Say how many lines in the material below include "Berlin". The answer is the number alone.

• • •

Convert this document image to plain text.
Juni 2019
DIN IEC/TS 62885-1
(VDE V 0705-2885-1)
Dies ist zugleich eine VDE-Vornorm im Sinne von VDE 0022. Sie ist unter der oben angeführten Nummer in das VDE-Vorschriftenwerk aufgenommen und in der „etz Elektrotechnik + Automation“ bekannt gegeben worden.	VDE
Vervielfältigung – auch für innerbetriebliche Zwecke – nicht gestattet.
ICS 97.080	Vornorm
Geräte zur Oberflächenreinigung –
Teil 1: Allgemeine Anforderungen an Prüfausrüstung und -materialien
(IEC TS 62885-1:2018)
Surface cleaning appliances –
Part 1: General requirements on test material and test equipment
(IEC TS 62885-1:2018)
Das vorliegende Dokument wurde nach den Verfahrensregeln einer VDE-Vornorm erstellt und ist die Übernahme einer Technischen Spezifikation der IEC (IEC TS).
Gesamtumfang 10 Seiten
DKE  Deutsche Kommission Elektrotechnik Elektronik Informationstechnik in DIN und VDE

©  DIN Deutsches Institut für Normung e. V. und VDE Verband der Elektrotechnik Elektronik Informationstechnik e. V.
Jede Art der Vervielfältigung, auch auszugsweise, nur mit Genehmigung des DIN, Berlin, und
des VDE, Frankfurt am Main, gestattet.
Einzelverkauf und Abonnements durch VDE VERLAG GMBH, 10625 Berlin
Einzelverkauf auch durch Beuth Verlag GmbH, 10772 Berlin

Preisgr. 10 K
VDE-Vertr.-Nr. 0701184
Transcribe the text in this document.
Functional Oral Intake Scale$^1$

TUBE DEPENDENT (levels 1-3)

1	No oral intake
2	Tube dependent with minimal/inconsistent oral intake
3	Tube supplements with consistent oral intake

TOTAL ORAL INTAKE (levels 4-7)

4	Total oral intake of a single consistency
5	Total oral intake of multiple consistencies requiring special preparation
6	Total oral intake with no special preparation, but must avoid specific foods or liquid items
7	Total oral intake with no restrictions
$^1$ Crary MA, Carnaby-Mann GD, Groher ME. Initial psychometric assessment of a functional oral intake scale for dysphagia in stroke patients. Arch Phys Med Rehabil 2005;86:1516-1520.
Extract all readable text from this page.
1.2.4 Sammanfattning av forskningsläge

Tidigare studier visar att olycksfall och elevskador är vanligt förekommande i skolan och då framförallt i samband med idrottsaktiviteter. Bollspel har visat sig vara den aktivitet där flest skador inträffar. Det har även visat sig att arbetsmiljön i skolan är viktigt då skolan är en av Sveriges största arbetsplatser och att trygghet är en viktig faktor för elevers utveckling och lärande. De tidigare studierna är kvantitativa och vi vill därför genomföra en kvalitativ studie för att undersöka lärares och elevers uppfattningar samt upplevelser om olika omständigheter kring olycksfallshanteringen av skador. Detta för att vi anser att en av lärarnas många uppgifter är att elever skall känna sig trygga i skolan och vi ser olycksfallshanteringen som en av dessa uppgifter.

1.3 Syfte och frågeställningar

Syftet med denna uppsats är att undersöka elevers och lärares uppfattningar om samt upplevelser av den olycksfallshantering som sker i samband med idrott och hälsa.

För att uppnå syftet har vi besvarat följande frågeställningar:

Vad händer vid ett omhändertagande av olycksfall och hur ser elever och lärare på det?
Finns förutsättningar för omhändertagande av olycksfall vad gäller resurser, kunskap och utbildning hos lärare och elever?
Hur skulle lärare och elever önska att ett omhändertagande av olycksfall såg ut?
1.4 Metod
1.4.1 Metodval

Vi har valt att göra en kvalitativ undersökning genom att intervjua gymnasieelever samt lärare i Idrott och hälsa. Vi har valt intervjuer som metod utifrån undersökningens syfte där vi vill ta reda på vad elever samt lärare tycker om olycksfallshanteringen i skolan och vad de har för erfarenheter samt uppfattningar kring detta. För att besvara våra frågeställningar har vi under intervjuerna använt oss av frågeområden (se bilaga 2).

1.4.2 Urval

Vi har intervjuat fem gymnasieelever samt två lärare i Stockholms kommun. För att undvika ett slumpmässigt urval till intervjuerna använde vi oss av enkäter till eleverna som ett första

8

• • •

> OUTPUT
3